Begin

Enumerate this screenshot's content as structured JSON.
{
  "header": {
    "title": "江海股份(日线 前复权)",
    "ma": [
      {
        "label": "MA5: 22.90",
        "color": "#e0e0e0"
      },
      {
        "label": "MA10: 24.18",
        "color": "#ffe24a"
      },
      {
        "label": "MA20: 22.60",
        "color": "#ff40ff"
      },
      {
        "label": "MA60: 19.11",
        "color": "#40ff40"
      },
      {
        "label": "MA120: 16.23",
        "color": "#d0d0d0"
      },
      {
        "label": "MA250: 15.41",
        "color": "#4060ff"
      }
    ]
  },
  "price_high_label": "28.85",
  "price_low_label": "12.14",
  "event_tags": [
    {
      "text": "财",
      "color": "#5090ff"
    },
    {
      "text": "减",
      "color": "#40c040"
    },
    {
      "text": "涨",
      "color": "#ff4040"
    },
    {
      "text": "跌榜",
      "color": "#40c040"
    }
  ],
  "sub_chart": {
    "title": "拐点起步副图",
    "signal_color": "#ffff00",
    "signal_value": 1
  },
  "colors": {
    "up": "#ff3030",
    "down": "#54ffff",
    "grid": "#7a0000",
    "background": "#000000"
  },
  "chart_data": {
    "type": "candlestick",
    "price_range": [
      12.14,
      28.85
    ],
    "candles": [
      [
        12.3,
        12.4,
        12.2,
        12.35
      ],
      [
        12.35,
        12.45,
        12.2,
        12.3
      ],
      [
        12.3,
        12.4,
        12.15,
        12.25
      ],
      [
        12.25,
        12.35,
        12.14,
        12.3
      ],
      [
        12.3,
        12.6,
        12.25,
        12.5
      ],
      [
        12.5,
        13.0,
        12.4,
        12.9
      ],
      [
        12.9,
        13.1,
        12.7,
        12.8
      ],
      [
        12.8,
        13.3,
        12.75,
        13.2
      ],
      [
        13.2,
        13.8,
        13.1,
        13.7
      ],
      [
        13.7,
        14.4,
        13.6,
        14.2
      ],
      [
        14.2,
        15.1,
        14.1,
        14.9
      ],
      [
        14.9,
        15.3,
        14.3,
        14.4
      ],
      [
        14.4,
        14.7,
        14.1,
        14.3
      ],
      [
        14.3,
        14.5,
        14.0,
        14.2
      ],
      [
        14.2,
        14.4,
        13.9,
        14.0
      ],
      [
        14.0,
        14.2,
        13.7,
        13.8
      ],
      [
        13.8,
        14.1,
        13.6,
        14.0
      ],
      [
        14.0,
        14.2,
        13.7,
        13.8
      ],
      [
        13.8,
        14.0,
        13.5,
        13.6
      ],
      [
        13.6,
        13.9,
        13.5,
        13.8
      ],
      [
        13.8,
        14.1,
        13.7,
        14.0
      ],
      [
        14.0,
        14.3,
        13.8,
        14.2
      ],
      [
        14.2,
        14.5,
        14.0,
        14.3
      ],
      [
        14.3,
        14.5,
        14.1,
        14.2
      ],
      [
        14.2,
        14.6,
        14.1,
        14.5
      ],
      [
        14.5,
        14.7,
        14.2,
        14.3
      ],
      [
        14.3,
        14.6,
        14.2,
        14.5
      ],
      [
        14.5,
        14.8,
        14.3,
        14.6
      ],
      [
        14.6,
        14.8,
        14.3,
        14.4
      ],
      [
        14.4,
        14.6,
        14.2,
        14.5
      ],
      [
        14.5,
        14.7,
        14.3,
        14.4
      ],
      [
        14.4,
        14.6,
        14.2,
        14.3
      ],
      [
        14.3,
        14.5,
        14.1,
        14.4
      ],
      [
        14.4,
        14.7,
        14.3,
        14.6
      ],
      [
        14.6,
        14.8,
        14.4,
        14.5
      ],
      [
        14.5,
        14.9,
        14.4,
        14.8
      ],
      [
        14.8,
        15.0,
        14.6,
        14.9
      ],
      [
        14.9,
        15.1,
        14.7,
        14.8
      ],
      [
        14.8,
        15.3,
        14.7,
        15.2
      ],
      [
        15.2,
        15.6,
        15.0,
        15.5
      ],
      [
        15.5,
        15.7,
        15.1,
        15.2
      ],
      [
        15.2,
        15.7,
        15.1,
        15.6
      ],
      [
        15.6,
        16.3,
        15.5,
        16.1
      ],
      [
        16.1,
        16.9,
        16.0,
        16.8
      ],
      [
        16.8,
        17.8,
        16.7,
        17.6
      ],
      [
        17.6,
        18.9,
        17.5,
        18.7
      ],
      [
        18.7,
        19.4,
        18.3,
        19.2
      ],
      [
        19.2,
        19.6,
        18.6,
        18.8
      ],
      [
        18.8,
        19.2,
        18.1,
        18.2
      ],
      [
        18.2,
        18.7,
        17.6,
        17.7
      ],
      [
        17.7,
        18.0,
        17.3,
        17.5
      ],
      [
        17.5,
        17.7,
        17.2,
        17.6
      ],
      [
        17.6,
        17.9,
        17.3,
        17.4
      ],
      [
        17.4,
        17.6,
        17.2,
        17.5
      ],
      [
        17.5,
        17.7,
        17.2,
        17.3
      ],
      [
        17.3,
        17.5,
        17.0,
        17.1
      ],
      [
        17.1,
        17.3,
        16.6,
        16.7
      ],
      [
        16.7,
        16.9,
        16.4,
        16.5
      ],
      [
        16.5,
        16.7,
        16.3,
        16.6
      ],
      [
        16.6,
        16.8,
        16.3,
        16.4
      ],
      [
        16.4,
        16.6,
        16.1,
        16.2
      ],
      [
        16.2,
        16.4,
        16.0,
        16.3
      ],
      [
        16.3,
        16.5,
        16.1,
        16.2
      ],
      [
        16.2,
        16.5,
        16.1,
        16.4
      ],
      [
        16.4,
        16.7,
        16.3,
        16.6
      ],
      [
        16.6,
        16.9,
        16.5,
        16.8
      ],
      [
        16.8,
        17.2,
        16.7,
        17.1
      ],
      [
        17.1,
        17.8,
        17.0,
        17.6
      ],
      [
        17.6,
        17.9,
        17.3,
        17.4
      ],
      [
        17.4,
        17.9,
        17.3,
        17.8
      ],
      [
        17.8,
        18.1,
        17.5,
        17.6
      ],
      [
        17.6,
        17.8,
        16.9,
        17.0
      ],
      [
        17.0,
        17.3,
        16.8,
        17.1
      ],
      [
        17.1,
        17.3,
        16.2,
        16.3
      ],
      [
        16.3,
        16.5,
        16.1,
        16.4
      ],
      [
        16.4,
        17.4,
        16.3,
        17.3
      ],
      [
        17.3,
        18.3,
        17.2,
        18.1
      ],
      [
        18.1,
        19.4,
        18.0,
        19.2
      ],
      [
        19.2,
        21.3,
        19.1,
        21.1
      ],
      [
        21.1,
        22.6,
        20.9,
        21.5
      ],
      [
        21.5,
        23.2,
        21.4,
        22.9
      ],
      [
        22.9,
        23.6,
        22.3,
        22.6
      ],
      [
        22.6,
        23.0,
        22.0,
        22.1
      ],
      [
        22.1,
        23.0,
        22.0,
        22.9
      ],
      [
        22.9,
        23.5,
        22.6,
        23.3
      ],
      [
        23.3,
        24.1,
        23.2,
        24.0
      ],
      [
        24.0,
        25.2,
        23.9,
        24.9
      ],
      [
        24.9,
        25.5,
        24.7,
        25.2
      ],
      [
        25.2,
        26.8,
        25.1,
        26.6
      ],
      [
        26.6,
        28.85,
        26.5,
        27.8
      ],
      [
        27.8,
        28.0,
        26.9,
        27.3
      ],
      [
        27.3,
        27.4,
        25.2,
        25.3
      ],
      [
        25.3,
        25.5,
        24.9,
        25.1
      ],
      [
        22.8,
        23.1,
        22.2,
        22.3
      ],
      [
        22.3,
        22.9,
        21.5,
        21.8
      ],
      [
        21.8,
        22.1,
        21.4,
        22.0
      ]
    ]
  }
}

End

* STATED GOAL *
Extract the complete listing verbatim.

* EXERCISE ANSWER *
Enumerate this screenshot's content as structured JSON.
{
  "header": {
    "title": "江海股份(日线 前复权)",
    "ma": [
      {
        "label": "MA5: 22.90",
        "color": "#e0e0e0"
      },
      {
        "label": "MA10: 24.18",
        "color": "#ffe24a"
      },
      {
        "label": "MA20: 22.60",
        "color": "#ff40ff"
      },
      {
        "label": "MA60: 19.11",
        "color": "#40ff40"
      },
      {
        "label": "MA120: 16.23",
        "color": "#d0d0d0"
      },
      {
        "label": "MA250: 15.41",
        "color": "#4060ff"
      }
    ]
  },
  "price_high_label": "28.85",
  "price_low_label": "12.14",
  "event_tags": [
    {
      "text": "财",
      "color": "#5090ff"
    },
    {
      "text": "减",
      "color": "#40c040"
    },
    {
      "text": "涨",
      "color": "#ff4040"
    },
    {
      "text": "跌榜",
      "color": "#40c040"
    }
  ],
  "sub_chart": {
    "title": "拐点起步副图",
    "signal_color": "#ffff00",
    "signal_value": 1
  },
  "colors": {
    "up": "#ff3030",
    "down": "#54ffff",
    "grid": "#7a0000",
    "background": "#000000"
  },
  "chart_data": {
    "type": "candlestick",
    "price_range": [
      12.14,
      28.85
    ],
    "candles": [
      [
        12.3,
        12.4,
        12.2,
        12.35
      ],
      [
        12.35,
        12.45,
        12.2,
        12.3
      ],
      [
        12.3,
        12.4,
        12.15,
        12.25
      ],
      [
        12.25,
        12.35,
        12.14,
        12.3
      ],
      [
        12.3,
        12.6,
        12.25,
        12.5
      ],
      [
        12.5,
        13.0,
        12.4,
        12.9
      ],
      [
        12.9,
        13.1,
        12.7,
        12.8
      ],
      [
        12.8,
        13.3,
        12.75,
        13.2
      ],
      [
        13.2,
        13.8,
        13.1,
        13.7
      ],
      [
        13.7,
        14.4,
        13.6,
        14.2
      ],
      [
        14.2,
        15.1,
        14.1,
        14.9
      ],
      [
        14.9,
        15.3,
        14.3,
        14.4
      ],
      [
        14.4,
        14.7,
        14.1,
        14.3
      ],
      [
        14.3,
        14.5,
        14.0,
        14.2
      ],
      [
        14.2,
        14.4,
        13.9,
        14.0
      ],
      [
        14.0,
        14.2,
        13.7,
        13.8
      ],
      [
        13.8,
        14.1,
        13.6,
        14.0
      ],
      [
        14.0,
        14.2,
        13.7,
        13.8
      ],
      [
        13.8,
        14.0,
        13.5,
        13.6
      ],
      [
        13.6,
        13.9,
        13.5,
        13.8
      ],
      [
        13.8,
        14.1,
        13.7,
        14.0
      ],
      [
        14.0,
        14.3,
        13.8,
        14.2
      ],
      [
        14.2,
        14.5,
        14.0,
        14.3
      ],
      [
        14.3,
        14.5,
        14.1,
        14.2
      ],
      [
        14.2,
        14.6,
        14.1,
        14.5
      ],
      [
        14.5,
        14.7,
        14.2,
        14.3
      ],
      [
        14.3,
        14.6,
        14.2,
        14.5
      ],
      [
        14.5,
        14.8,
        14.3,
        14.6
      ],
      [
        14.6,
        14.8,
        14.3,
        14.4
      ],
      [
        14.4,
        14.6,
        14.2,
        14.5
      ],
      [
        14.5,
        14.7,
        14.3,
        14.4
      ],
      [
        14.4,
        14.6,
        14.2,
        14.3
      ],
      [
        14.3,
        14.5,
        14.1,
        14.4
      ],
      [
        14.4,
        14.7,
        14.3,
        14.6
      ],
      [
        14.6,
        14.8,
        14.4,
        14.5
      ],
      [
        14.5,
        14.9,
        14.4,
        14.8
      ],
      [
        14.8,
        15.0,
        14.6,
        14.9
      ],
      [
        14.9,
        15.1,
        14.7,
        14.8
      ],
      [
        14.8,
        15.3,
        14.7,
        15.2
      ],
      [
        15.2,
        15.6,
        15.0,
        15.5
      ],
      [
        15.5,
        15.7,
        15.1,
        15.2
      ],
      [
        15.2,
        15.7,
        15.1,
        15.6
      ],
      [
        15.6,
        16.3,
        15.5,
        16.1
      ],
      [
        16.1,
        16.9,
        16.0,
        16.8
      ],
      [
        16.8,
        17.8,
        16.7,
        17.6
      ],
      [
        17.6,
        18.9,
        17.5,
        18.7
      ],
      [
        18.7,
        19.4,
        18.3,
        19.2
      ],
      [
        19.2,
        19.6,
        18.6,
        18.8
      ],
      [
        18.8,
        19.2,
        18.1,
        18.2
      ],
      [
        18.2,
        18.7,
        17.6,
        17.7
      ],
      [
        17.7,
        18.0,
        17.3,
        17.5
      ],
      [
        17.5,
        17.7,
        17.2,
        17.6
      ],
      [
        17.6,
        17.9,
        17.3,
        17.4
      ],
      [
        17.4,
        17.6,
        17.2,
        17.5
      ],
      [
        17.5,
        17.7,
        17.2,
        17.3
      ],
      [
        17.3,
        17.5,
        17.0,
        17.1
      ],
      [
        17.1,
        17.3,
        16.6,
        16.7
      ],
      [
        16.7,
        16.9,
        16.4,
        16.5
      ],
      [
        16.5,
        16.7,
        16.3,
        16.6
      ],
      [
        16.6,
        16.8,
        16.3,
        16.4
      ],
      [
        16.4,
        16.6,
        16.1,
        16.2
      ],
      [
        16.2,
        16.4,
        16.0,
        16.3
      ],
      [
        16.3,
        16.5,
        16.1,
        16.2
      ],
      [
        16.2,
        16.5,
        16.1,
        16.4
      ],
      [
        16.4,
        16.7,
        16.3,
        16.6
      ],
      [
        16.6,
        16.9,
        16.5,
        16.8
      ],
      [
        16.8,
        17.2,
        16.7,
        17.1
      ],
      [
        17.1,
        17.8,
        17.0,
        17.6
      ],
      [
        17.6,
        17.9,
        17.3,
        17.4
      ],
      [
        17.4,
        17.9,
        17.3,
        17.8
      ],
      [
        17.8,
        18.1,
        17.5,
        17.6
      ],
      [
        17.6,
        17.8,
        16.9,
        17.0
      ],
      [
        17.0,
        17.3,
        16.8,
        17.1
      ],
      [
        17.1,
        17.3,
        16.2,
        16.3
      ],
      [
        16.3,
        16.5,
        16.1,
        16.4
      ],
      [
        16.4,
        17.4,
        16.3,
        17.3
      ],
      [
        17.3,
        18.3,
        17.2,
        18.1
      ],
      [
        18.1,
        19.4,
        18.0,
        19.2
      ],
      [
        19.2,
        21.3,
        19.1,
        21.1
      ],
      [
        21.1,
        22.6,
        20.9,
        21.5
      ],
      [
        21.5,
        23.2,
        21.4,
        22.9
      ],
      [
        22.9,
        23.6,
        22.3,
        22.6
      ],
      [
        22.6,
        23.0,
        22.0,
        22.1
      ],
      [
        22.1,
        23.0,
        22.0,
        22.9
      ],
      [
        22.9,
        23.5,
        22.6,
        23.3
      ],
      [
        23.3,
        24.1,
        23.2,
        24.0
      ],
      [
        24.0,
        25.2,
        23.9,
        24.9
      ],
      [
        24.9,
        25.5,
        24.7,
        25.2
      ],
      [
        25.2,
        26.8,
        25.1,
        26.6
      ],
      [
        26.6,
        28.85,
        26.5,
        27.8
      ],
      [
        27.8,
        28.0,
        26.9,
        27.3
      ],
      [
        27.3,
        27.4,
        25.2,
        25.3
      ],
      [
        25.3,
        25.5,
        24.9,
        25.1
      ],
      [
        22.8,
        23.1,
        22.2,
        22.3
      ],
      [
        22.3,
        22.9,
        21.5,
        21.8
      ],
      [
        21.8,
        22.1,
        21.4,
        22.0
      ]
    ]
  }
}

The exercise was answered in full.